▽

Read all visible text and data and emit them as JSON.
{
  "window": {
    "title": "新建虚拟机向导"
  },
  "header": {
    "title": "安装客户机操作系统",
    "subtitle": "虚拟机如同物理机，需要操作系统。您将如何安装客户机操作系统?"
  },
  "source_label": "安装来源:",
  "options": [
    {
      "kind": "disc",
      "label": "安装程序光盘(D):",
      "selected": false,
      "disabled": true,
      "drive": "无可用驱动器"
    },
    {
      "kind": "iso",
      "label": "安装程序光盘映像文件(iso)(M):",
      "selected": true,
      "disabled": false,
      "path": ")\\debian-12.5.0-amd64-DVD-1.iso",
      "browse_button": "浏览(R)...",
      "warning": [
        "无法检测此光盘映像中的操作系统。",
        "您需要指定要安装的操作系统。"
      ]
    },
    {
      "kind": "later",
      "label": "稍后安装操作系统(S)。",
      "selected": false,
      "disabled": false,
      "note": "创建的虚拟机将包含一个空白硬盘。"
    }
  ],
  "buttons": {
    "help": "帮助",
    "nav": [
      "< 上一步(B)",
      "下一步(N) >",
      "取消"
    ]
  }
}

△
▽

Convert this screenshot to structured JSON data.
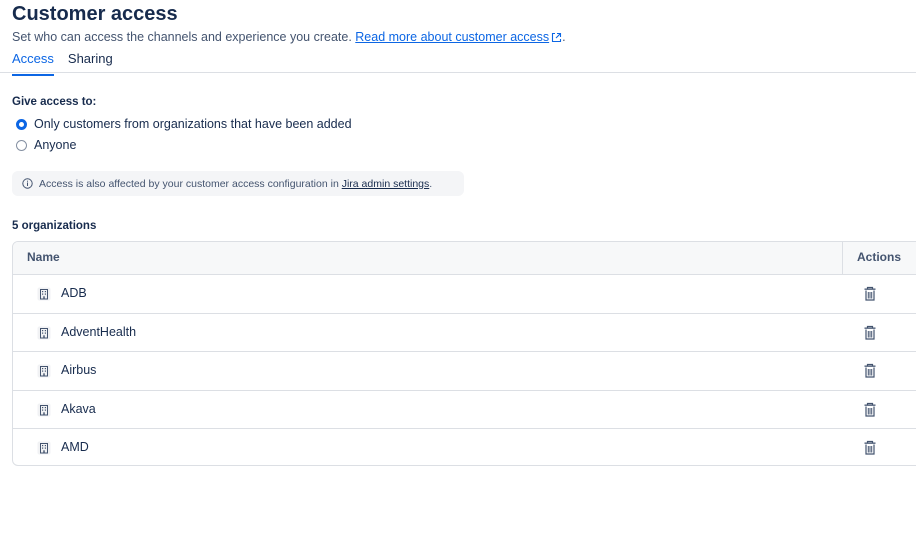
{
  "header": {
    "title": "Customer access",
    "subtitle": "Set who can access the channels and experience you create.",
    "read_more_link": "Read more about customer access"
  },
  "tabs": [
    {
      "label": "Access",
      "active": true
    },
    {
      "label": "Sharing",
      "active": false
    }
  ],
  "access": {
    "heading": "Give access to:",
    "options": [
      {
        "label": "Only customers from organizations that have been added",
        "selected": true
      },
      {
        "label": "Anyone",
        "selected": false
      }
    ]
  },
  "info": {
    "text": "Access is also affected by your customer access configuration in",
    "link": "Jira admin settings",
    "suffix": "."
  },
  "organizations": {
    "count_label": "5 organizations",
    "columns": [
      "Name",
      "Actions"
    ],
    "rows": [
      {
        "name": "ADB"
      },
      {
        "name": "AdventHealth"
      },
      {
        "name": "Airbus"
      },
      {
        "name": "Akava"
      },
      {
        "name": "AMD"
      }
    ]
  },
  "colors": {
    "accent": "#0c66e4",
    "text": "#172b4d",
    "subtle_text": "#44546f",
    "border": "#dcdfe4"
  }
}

△

§ **Exercise directions**
Return a copy of every line that includes the word "JSON".

§ **Reply**
Read all visible text and data and emit them as JSON.
Convert this screenshot to structured JSON data.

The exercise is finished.